(Instructions to follow):
Work out how many lines in the entries contain the string "fluorescence", and give nothing but that number.

--- start ---

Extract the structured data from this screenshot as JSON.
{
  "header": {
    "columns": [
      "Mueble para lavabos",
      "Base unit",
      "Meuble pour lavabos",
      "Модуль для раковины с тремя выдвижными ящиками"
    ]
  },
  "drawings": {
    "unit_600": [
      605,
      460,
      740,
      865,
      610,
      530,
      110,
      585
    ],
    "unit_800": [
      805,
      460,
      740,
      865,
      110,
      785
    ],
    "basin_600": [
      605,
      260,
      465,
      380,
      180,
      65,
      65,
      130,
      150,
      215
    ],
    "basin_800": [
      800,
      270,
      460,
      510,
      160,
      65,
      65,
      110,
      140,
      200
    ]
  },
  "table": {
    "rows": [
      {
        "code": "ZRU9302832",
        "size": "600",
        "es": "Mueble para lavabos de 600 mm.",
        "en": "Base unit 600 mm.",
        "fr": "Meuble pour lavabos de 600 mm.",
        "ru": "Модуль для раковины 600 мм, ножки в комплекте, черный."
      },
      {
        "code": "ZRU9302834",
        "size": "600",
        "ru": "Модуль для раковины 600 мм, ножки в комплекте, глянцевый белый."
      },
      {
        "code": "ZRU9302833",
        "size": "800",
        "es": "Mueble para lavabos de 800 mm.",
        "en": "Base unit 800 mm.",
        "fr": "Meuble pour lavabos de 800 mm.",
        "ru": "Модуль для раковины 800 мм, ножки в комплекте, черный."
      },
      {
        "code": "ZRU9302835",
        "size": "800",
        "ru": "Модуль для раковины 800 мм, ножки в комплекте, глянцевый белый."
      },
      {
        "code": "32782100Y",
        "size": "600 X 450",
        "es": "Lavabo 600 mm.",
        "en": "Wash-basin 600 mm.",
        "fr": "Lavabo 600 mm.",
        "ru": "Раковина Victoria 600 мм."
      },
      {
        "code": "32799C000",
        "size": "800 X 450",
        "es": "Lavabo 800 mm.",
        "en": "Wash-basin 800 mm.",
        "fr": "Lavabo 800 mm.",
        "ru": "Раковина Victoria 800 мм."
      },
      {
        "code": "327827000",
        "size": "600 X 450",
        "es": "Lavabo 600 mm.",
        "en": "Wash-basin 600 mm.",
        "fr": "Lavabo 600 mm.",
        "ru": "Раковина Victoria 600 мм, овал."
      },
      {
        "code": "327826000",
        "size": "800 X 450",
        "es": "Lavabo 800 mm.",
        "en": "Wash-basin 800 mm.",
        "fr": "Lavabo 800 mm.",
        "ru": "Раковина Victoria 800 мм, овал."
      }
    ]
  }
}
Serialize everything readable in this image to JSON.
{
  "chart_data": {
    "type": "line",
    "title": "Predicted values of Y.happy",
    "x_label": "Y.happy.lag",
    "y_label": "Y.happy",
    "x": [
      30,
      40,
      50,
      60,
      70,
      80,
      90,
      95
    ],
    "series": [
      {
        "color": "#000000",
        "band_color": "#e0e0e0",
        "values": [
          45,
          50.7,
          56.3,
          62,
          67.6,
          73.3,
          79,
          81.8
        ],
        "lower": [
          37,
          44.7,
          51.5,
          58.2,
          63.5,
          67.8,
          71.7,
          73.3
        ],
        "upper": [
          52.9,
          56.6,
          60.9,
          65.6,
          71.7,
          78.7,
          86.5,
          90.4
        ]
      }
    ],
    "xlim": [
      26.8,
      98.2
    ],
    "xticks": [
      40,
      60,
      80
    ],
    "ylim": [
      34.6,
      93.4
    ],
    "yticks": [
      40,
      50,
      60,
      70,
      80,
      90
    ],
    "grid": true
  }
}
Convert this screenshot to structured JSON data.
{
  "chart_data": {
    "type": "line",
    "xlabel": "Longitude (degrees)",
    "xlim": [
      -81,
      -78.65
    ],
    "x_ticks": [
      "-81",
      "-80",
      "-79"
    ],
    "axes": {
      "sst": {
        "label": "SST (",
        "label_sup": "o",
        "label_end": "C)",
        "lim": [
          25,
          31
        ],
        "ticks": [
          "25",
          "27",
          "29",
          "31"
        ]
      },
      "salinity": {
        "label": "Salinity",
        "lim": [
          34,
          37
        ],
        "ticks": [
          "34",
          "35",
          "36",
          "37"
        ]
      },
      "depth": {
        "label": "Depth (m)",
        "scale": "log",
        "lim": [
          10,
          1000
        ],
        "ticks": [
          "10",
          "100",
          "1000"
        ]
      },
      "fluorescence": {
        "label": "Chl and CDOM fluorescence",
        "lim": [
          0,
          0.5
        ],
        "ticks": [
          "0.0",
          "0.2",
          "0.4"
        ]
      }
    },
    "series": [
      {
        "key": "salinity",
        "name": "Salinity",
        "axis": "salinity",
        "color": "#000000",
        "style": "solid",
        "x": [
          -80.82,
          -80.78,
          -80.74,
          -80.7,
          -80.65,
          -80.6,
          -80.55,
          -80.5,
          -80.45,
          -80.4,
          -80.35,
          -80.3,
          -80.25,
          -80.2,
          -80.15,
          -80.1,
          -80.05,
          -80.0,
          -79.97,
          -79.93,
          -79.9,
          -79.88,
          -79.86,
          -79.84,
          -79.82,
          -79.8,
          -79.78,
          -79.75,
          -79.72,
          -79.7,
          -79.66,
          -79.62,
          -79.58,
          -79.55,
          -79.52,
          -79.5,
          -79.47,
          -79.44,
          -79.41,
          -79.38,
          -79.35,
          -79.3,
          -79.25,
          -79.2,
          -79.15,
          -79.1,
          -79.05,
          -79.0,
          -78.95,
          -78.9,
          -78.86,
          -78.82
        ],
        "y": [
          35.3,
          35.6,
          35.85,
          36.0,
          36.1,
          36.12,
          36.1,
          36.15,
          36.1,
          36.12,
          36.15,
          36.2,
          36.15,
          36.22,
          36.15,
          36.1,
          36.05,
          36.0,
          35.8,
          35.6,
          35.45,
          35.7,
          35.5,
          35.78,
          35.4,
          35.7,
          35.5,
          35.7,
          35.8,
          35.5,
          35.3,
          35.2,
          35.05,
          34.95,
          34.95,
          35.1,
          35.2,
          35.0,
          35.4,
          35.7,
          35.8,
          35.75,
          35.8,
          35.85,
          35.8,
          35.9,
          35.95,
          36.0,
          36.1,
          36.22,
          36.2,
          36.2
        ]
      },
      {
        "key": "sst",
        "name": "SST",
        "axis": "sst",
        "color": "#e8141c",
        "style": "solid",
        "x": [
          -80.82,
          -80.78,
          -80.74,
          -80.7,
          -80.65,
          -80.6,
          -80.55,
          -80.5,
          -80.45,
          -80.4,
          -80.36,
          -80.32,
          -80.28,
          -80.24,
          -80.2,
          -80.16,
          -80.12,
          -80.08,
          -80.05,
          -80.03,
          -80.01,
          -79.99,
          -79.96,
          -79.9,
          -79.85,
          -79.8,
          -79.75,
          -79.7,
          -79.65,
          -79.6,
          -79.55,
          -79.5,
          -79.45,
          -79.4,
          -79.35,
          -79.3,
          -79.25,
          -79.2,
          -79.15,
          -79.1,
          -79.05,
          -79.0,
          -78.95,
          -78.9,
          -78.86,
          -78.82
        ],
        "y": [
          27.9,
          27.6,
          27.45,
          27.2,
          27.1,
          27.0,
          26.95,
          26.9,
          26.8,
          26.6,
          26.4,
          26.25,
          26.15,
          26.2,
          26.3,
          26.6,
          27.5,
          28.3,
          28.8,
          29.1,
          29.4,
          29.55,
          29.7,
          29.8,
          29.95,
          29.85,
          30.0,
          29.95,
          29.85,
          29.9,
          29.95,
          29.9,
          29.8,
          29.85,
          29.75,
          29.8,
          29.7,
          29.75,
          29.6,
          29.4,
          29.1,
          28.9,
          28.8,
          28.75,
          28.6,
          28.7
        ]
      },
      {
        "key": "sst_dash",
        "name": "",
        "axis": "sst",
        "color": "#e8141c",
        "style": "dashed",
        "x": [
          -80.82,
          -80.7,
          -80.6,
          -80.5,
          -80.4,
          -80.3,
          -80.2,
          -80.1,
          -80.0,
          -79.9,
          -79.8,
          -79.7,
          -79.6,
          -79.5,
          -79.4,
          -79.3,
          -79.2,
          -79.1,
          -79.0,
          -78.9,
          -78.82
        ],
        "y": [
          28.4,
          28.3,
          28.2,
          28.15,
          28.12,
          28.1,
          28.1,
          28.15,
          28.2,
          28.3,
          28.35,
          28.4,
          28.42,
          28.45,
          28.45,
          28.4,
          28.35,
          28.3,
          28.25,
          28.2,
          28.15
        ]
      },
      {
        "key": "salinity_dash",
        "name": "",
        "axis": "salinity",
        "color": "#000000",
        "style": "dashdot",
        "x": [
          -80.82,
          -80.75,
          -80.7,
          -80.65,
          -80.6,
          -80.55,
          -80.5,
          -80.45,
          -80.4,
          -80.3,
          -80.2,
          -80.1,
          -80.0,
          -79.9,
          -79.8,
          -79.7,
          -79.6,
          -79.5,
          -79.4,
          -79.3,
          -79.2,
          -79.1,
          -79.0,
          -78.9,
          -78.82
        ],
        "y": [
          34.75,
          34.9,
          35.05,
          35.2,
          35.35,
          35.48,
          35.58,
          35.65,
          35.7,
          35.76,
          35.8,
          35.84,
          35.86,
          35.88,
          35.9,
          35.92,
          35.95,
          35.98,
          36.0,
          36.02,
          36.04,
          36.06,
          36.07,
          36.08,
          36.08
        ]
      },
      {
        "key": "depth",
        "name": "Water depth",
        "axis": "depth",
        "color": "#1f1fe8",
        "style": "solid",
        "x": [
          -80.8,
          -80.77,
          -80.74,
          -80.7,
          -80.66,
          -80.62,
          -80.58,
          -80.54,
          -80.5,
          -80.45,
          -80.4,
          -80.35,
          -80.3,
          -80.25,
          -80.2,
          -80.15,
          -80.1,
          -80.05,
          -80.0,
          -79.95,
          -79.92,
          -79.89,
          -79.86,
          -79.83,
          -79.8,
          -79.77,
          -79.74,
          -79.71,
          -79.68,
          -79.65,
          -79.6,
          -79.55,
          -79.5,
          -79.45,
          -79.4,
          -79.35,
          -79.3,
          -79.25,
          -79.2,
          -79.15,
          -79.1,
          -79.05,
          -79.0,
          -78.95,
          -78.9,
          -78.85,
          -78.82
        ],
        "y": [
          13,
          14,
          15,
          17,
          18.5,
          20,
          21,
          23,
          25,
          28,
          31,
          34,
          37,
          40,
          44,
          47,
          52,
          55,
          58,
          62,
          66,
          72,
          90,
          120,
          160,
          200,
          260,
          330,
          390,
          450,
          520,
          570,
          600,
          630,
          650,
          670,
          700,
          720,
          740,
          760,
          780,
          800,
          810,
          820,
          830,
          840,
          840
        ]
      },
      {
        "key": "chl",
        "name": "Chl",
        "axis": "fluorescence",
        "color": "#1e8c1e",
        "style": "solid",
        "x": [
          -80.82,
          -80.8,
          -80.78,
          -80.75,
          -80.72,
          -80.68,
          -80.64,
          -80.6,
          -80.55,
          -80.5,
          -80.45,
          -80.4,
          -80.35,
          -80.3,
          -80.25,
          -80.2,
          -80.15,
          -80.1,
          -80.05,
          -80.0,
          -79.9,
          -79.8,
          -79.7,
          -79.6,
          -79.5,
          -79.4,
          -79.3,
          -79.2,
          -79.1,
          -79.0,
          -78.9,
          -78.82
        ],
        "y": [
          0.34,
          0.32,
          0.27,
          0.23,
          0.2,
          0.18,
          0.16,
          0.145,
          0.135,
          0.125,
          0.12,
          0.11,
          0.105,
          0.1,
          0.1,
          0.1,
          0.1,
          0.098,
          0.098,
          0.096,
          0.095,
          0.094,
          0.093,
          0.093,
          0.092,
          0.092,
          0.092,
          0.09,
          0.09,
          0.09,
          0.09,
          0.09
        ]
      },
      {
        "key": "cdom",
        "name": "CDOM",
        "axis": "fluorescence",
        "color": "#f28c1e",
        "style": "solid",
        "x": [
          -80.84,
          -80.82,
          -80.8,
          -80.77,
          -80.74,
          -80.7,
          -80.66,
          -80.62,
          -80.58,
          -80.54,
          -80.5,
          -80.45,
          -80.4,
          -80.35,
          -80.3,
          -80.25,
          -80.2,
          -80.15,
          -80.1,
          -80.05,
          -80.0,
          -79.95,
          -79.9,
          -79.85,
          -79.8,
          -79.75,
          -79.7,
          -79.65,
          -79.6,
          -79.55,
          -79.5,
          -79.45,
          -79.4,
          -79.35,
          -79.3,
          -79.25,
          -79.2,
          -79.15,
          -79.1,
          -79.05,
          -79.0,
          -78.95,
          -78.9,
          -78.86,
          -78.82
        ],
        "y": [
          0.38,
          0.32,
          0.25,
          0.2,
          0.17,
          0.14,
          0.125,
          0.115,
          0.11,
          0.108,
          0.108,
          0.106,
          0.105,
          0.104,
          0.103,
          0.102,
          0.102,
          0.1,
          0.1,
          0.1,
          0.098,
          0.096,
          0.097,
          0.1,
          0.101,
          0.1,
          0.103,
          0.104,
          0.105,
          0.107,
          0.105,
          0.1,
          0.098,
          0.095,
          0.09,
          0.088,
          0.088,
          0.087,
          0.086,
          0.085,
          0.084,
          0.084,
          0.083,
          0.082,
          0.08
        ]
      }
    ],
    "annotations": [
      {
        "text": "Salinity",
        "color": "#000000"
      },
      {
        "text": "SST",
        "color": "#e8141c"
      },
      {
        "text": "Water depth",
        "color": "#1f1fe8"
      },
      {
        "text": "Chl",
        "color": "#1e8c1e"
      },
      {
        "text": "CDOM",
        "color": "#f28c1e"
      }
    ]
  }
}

--- end ---

(Full response):
4